§ **Material provided**:
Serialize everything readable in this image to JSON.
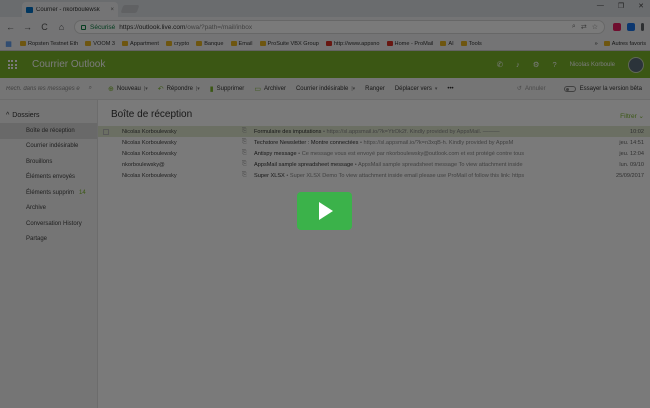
{
  "browser": {
    "tab_title": "Courrier - nkorboulewsk",
    "tab_close": "×",
    "window_controls": [
      "—",
      "❐",
      "✕"
    ],
    "nav": {
      "back": "←",
      "forward": "→",
      "reload": "C",
      "home": "⌂"
    },
    "secure_label": "Sécurisé",
    "url_main": "https://outlook.live.com",
    "url_rest": "/owa/?path=/mail/inbox",
    "bookmarks": [
      {
        "label": "Ropsten Testnet Eth",
        "icon": "folder"
      },
      {
        "label": "VOOM 3",
        "icon": "folder"
      },
      {
        "label": "Appartment",
        "icon": "folder"
      },
      {
        "label": "crypto",
        "icon": "folder"
      },
      {
        "label": "Banque",
        "icon": "folder"
      },
      {
        "label": "Email",
        "icon": "folder"
      },
      {
        "label": "ProSuite VBX Group",
        "icon": "folder"
      },
      {
        "label": "http://www.appsno",
        "icon": "page-red"
      },
      {
        "label": "Home - ProMail",
        "icon": "page-red"
      },
      {
        "label": "AI",
        "icon": "folder"
      },
      {
        "label": "Tools",
        "icon": "folder"
      }
    ],
    "bookmarks_more": "»",
    "bookmarks_other": "Autres favoris"
  },
  "app": {
    "name": "Courrier Outlook",
    "user": "Nicolas Korboule",
    "header_icons": [
      "skype-icon",
      "bell-icon",
      "gear-icon",
      "help-icon"
    ]
  },
  "toolbar": {
    "search_placeholder": "Rech. dans les messages e",
    "new": "Nouveau",
    "reply": "Répondre",
    "delete": "Supprimer",
    "archive": "Archiver",
    "junk": "Courrier indésirable",
    "sweep": "Ranger",
    "move": "Déplacer vers",
    "more": "•••",
    "undo": "Annuler",
    "beta": "Essayer la version bêta"
  },
  "folders": {
    "title": "Dossiers",
    "items": [
      {
        "label": "Boîte de réception",
        "count": ""
      },
      {
        "label": "Courrier indésirable",
        "count": ""
      },
      {
        "label": "Brouillons",
        "count": ""
      },
      {
        "label": "Éléments envoyés",
        "count": ""
      },
      {
        "label": "Éléments supprim",
        "count": "14"
      },
      {
        "label": "Archive",
        "count": ""
      },
      {
        "label": "Conversation History",
        "count": ""
      },
      {
        "label": "Partage",
        "count": ""
      }
    ]
  },
  "inbox": {
    "title": "Boîte de réception",
    "filter": "Filtrer",
    "messages": [
      {
        "from": "Nicolas Korboulewsky",
        "subject": "Formulaire des imputations",
        "preview": "https://sl.appsmail.io/?k=YtrDk2f. Kindly provided by AppsMail. ———",
        "date": "10:02"
      },
      {
        "from": "Nicolas Korboulewsky",
        "subject": "Techstore Newsletter : Montre connectées",
        "preview": "https://sl.appsmail.io/?k=n3xqB-h. Kindly provided by AppsM",
        "date": "jeu. 14:51"
      },
      {
        "from": "Nicolas Korboulewsky",
        "subject": "Antispy message",
        "preview": "Ce message vous est envoyé par nkorboulewsky@outlook.com et est protégé contre tous",
        "date": "jeu. 12:04"
      },
      {
        "from": "nkorboulewsky@",
        "subject": "AppsMail sample spreadsheet message",
        "preview": "AppsMail sample spreadsheet message To view attachment inside",
        "date": "lun. 09/10"
      },
      {
        "from": "Nicolas Korboulewsky",
        "subject": "Super XLSX",
        "preview": "Super XLSX Demo To view attachment inside email please use ProMail of follow this link: https",
        "date": "25/09/2017"
      }
    ]
  },
  "video": {
    "play_label": "▶"
  }
}
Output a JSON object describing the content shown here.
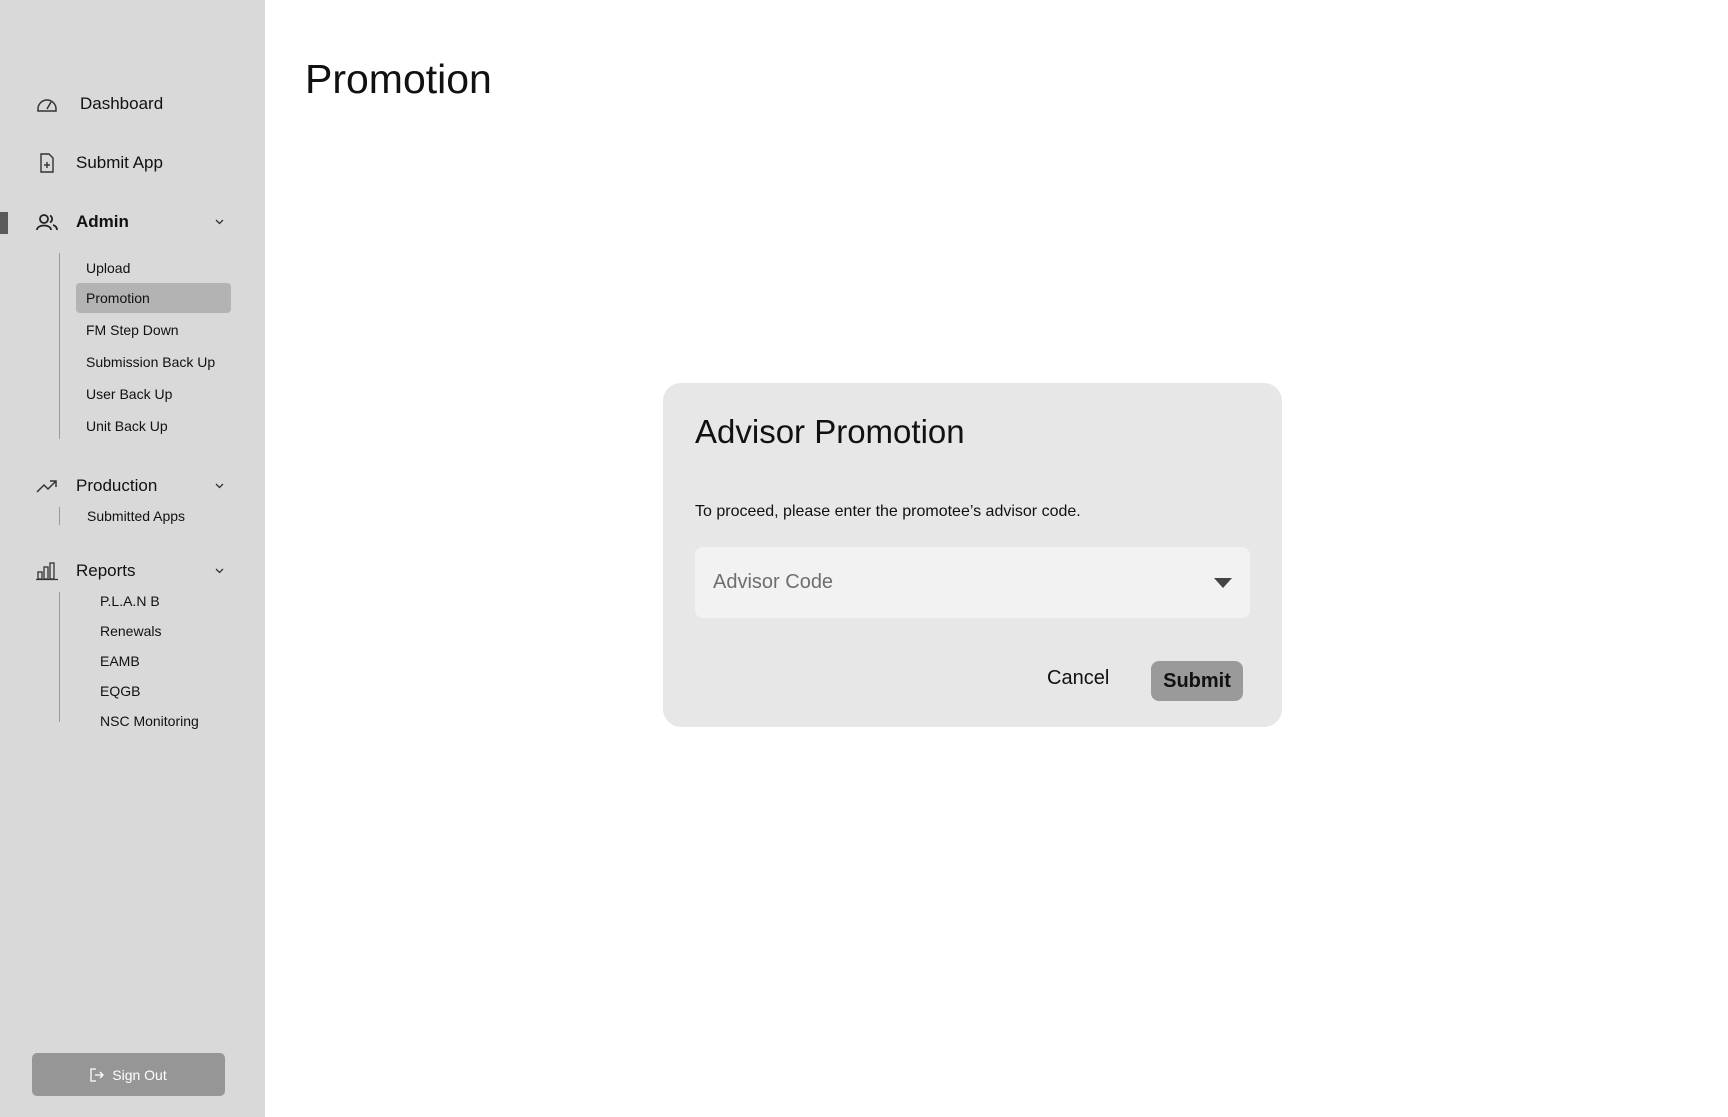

§ **Exercise task**:
Reproduce each record from above exactly; pictures do not belong in the copy.

§ **Completed task**:
Serialize everything readable in this image to JSON.
{
  "browser": {
    "tab_title": "Courrier - nkorboulewsk",
    "tab_close": "×",
    "window_controls": [
      "—",
      "❐",
      "✕"
    ],
    "nav": {
      "back": "←",
      "forward": "→",
      "reload": "C",
      "home": "⌂"
    },
    "secure_label": "Sécurisé",
    "url_main": "https://outlook.live.com",
    "url_rest": "/owa/?path=/mail/inbox",
    "bookmarks": [
      {
        "label": "Ropsten Testnet Eth",
        "icon": "folder"
      },
      {
        "label": "VOOM 3",
        "icon": "folder"
      },
      {
        "label": "Appartment",
        "icon": "folder"
      },
      {
        "label": "crypto",
        "icon": "folder"
      },
      {
        "label": "Banque",
        "icon": "folder"
      },
      {
        "label": "Email",
        "icon": "folder"
      },
      {
        "label": "ProSuite VBX Group",
        "icon": "folder"
      },
      {
        "label": "http://www.appsno",
        "icon": "page-red"
      },
      {
        "label": "Home - ProMail",
        "icon": "page-red"
      },
      {
        "label": "AI",
        "icon": "folder"
      },
      {
        "label": "Tools",
        "icon": "folder"
      }
    ],
    "bookmarks_more": "»",
    "bookmarks_other": "Autres favoris"
  },
  "app": {
    "name": "Courrier Outlook",
    "user": "Nicolas Korboule",
    "header_icons": [
      "skype-icon",
      "bell-icon",
      "gear-icon",
      "help-icon"
    ]
  },
  "toolbar": {
    "search_placeholder": "Rech. dans les messages e",
    "new": "Nouveau",
    "reply": "Répondre",
    "delete": "Supprimer",
    "archive": "Archiver",
    "junk": "Courrier indésirable",
    "sweep": "Ranger",
    "move": "Déplacer vers",
    "more": "•••",
    "undo": "Annuler",
    "beta": "Essayer la version bêta"
  },
  "folders": {
    "title": "Dossiers",
    "items": [
      {
        "label": "Boîte de réception",
        "count": ""
      },
      {
        "label": "Courrier indésirable",
        "count": ""
      },
      {
        "label": "Brouillons",
        "count": ""
      },
      {
        "label": "Éléments envoyés",
        "count": ""
      },
      {
        "label": "Éléments supprim",
        "count": "14"
      },
      {
        "label": "Archive",
        "count": ""
      },
      {
        "label": "Conversation History",
        "count": ""
      },
      {
        "label": "Partage",
        "count": ""
      }
    ]
  },
  "inbox": {
    "title": "Boîte de réception",
    "filter": "Filtrer",
    "messages": [
      {
        "from": "Nicolas Korboulewsky",
        "subject": "Formulaire des imputations",
        "preview": "https://sl.appsmail.io/?k=YtrDk2f. Kindly provided by AppsMail. ———",
        "date": "10:02"
      },
      {
        "from": "Nicolas Korboulewsky",
        "subject": "Techstore Newsletter : Montre connectées",
        "preview": "https://sl.appsmail.io/?k=n3xqB-h. Kindly provided by AppsM",
        "date": "jeu. 14:51"
      },
      {
        "from": "Nicolas Korboulewsky",
        "subject": "Antispy message",
        "preview": "Ce message vous est envoyé par nkorboulewsky@outlook.com et est protégé contre tous",
        "date": "jeu. 12:04"
      },
      {
        "from": "nkorboulewsky@",
        "subject": "AppsMail sample spreadsheet message",
        "preview": "AppsMail sample spreadsheet message To view attachment inside",
        "date": "lun. 09/10"
      },
      {
        "from": "Nicolas Korboulewsky",
        "subject": "Super XLSX",
        "preview": "Super XLSX Demo To view attachment inside email please use ProMail of follow this link: https",
        "date": "25/09/2017"
      }
    ]
  },
  "video": {
    "play_label": "▶"
  }
}
Output a JSON object describing the content shown here.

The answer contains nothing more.